━━━ Data to process ━━━

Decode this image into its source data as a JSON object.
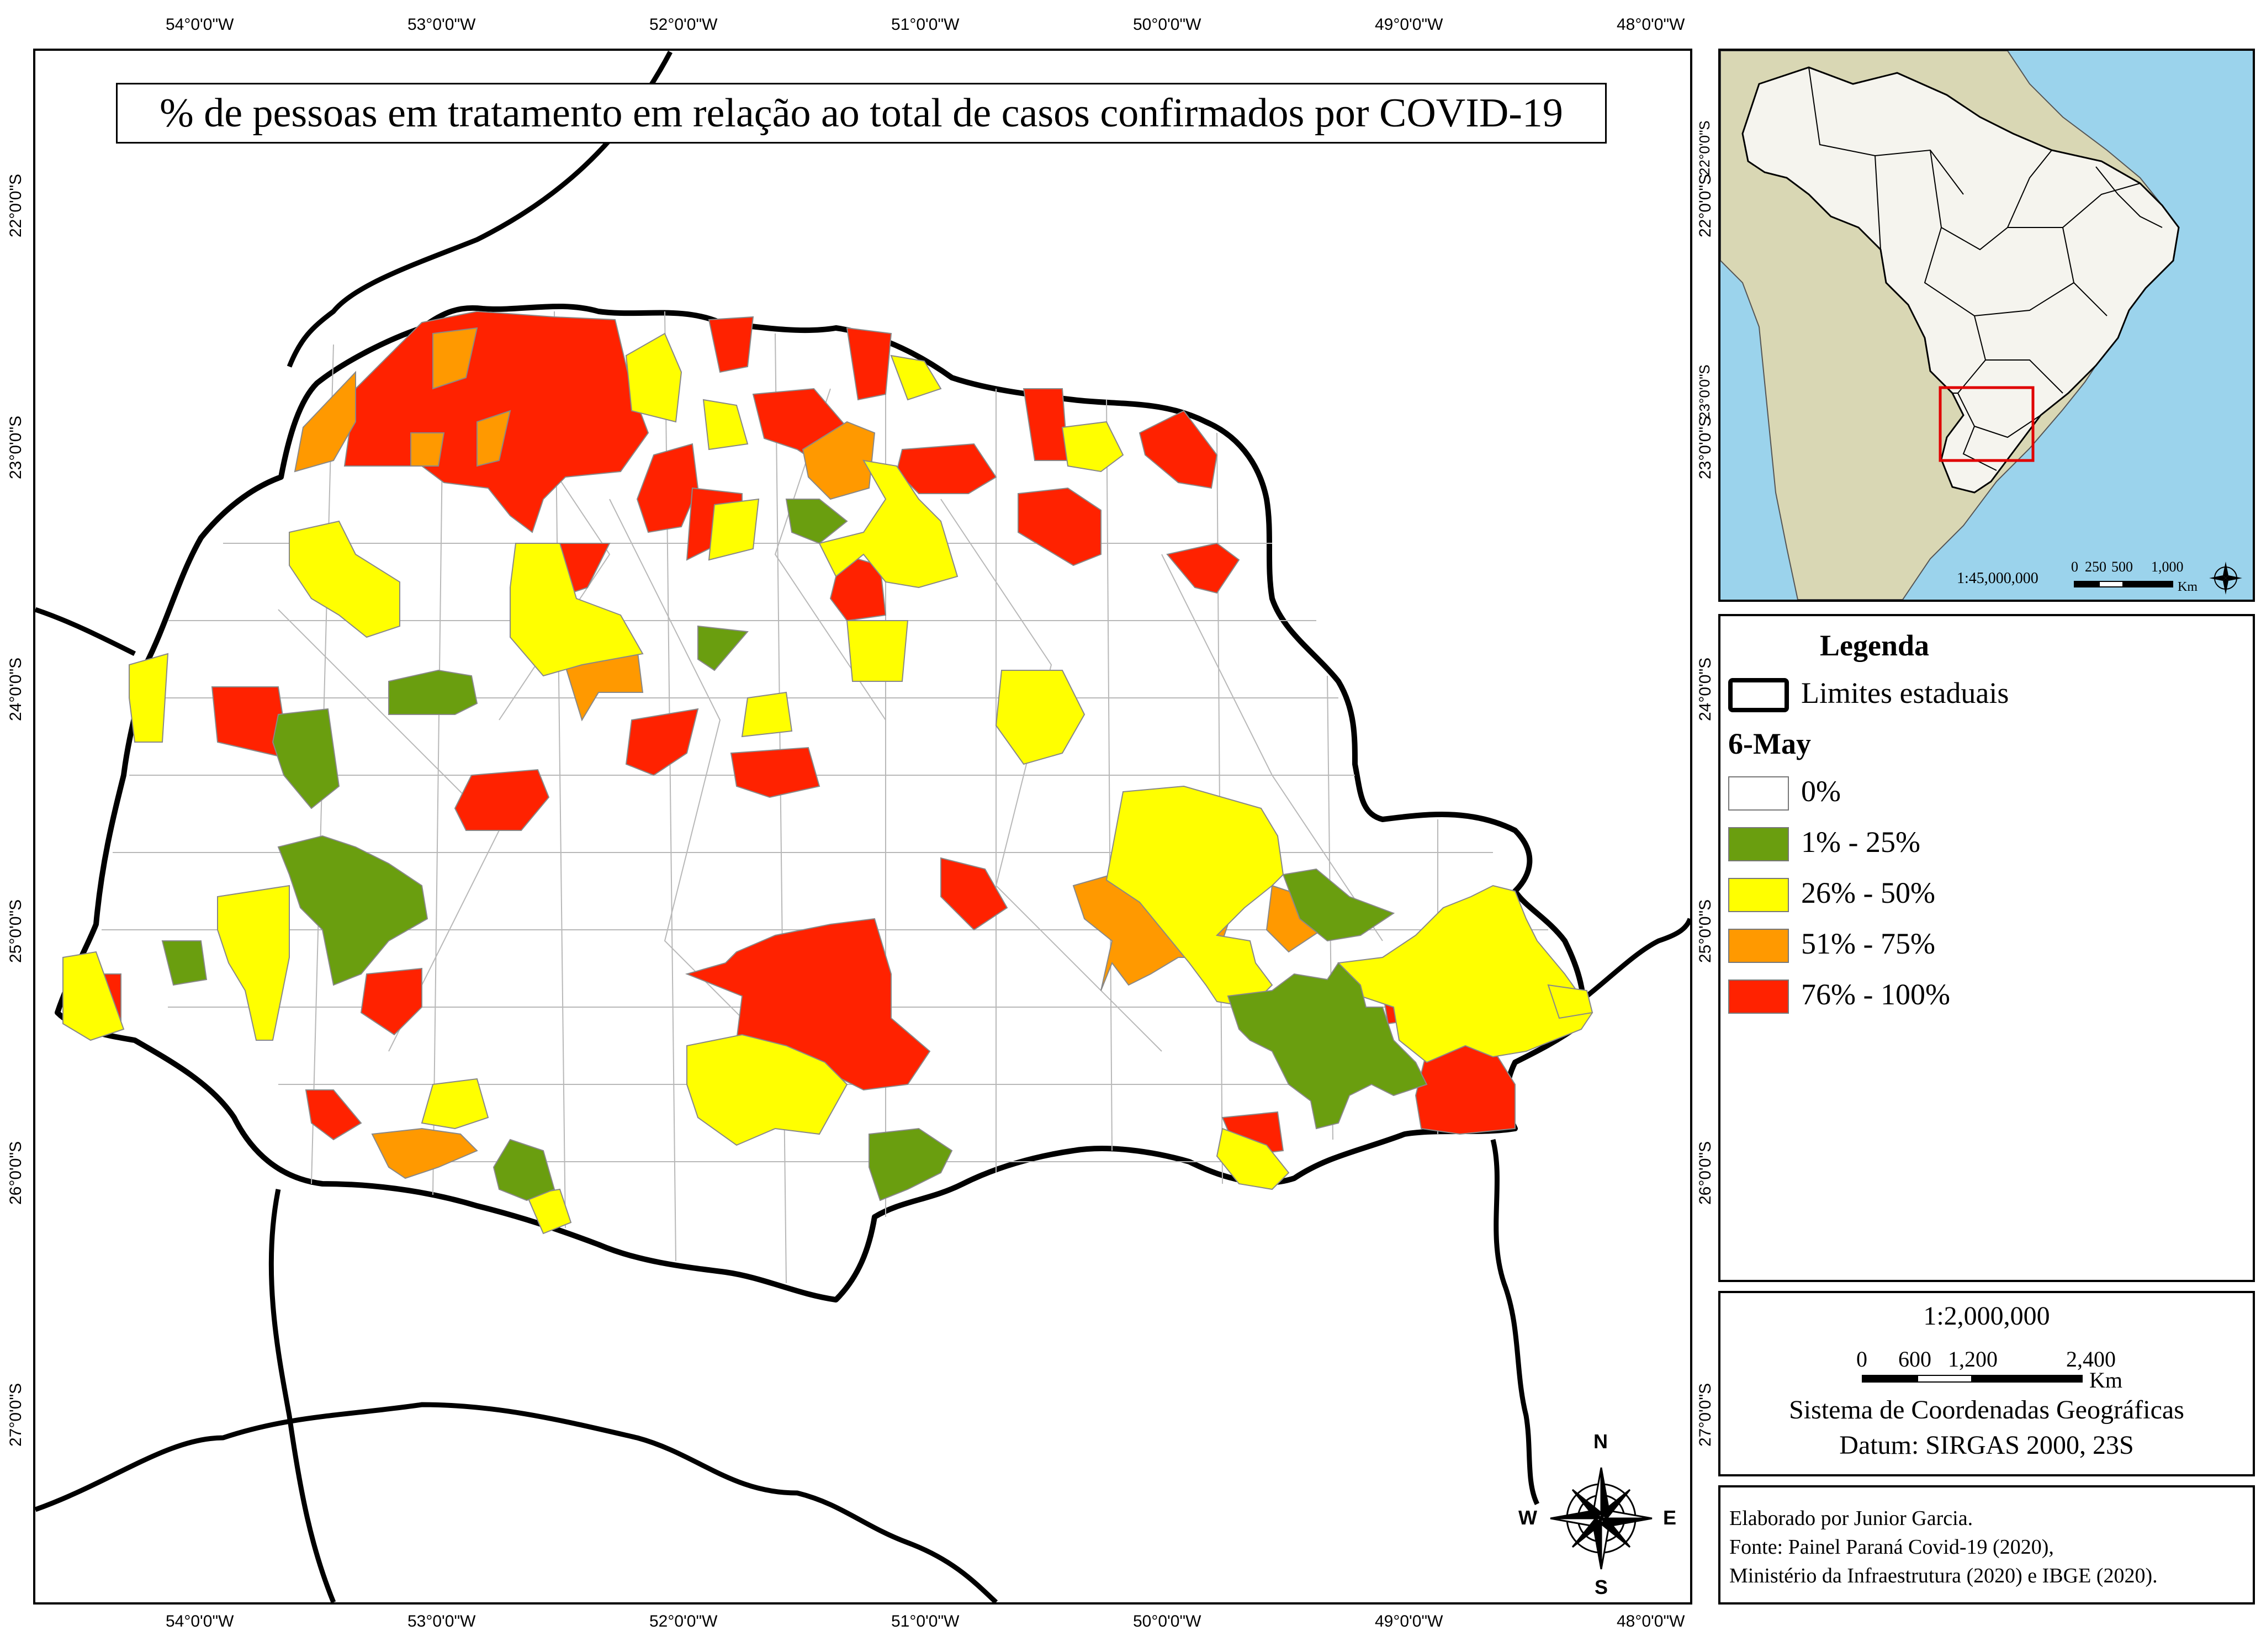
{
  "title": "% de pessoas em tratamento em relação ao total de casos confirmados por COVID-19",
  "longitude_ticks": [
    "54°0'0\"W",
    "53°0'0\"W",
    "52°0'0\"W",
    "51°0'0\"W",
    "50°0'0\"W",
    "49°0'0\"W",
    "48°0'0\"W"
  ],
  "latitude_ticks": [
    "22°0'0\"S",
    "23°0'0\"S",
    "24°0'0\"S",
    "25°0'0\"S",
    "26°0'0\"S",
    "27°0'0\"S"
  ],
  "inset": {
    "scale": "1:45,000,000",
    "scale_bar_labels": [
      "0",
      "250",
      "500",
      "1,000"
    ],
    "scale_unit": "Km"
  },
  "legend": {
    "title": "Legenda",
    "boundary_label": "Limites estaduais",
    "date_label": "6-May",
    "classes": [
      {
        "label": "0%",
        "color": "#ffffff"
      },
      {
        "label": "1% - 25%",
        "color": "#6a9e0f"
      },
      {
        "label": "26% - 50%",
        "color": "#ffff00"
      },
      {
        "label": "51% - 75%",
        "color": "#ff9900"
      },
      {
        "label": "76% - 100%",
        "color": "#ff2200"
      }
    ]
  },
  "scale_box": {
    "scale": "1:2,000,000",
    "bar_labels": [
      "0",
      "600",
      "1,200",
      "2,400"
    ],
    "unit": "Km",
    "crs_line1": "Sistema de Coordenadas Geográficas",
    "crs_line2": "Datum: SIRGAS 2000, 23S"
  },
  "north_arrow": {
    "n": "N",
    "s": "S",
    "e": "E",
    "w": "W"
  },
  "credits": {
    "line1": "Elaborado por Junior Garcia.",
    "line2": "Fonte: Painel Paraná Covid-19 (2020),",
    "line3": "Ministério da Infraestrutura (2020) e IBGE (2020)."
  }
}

━━━

● Stated problem:
Omit every picture, then reproduce the rest of the listing exactly.

● Finished exercise:
Decode this image into its source data as a JSON object.
{
  "title": "% de pessoas em tratamento em relação ao total de casos confirmados por COVID-19",
  "longitude_ticks": [
    "54°0'0\"W",
    "53°0'0\"W",
    "52°0'0\"W",
    "51°0'0\"W",
    "50°0'0\"W",
    "49°0'0\"W",
    "48°0'0\"W"
  ],
  "latitude_ticks": [
    "22°0'0\"S",
    "23°0'0\"S",
    "24°0'0\"S",
    "25°0'0\"S",
    "26°0'0\"S",
    "27°0'0\"S"
  ],
  "inset": {
    "scale": "1:45,000,000",
    "scale_bar_labels": [
      "0",
      "250",
      "500",
      "1,000"
    ],
    "scale_unit": "Km"
  },
  "legend": {
    "title": "Legenda",
    "boundary_label": "Limites estaduais",
    "date_label": "6-May",
    "classes": [
      {
        "label": "0%",
        "color": "#ffffff"
      },
      {
        "label": "1% - 25%",
        "color": "#6a9e0f"
      },
      {
        "label": "26% - 50%",
        "color": "#ffff00"
      },
      {
        "label": "51% - 75%",
        "color": "#ff9900"
      },
      {
        "label": "76% - 100%",
        "color": "#ff2200"
      }
    ]
  },
  "scale_box": {
    "scale": "1:2,000,000",
    "bar_labels": [
      "0",
      "600",
      "1,200",
      "2,400"
    ],
    "unit": "Km",
    "crs_line1": "Sistema de Coordenadas Geográficas",
    "crs_line2": "Datum: SIRGAS 2000, 23S"
  },
  "north_arrow": {
    "n": "N",
    "s": "S",
    "e": "E",
    "w": "W"
  },
  "credits": {
    "line1": "Elaborado por Junior Garcia.",
    "line2": "Fonte: Painel Paraná Covid-19 (2020),",
    "line3": "Ministério da Infraestrutura (2020) e IBGE (2020)."
  }
}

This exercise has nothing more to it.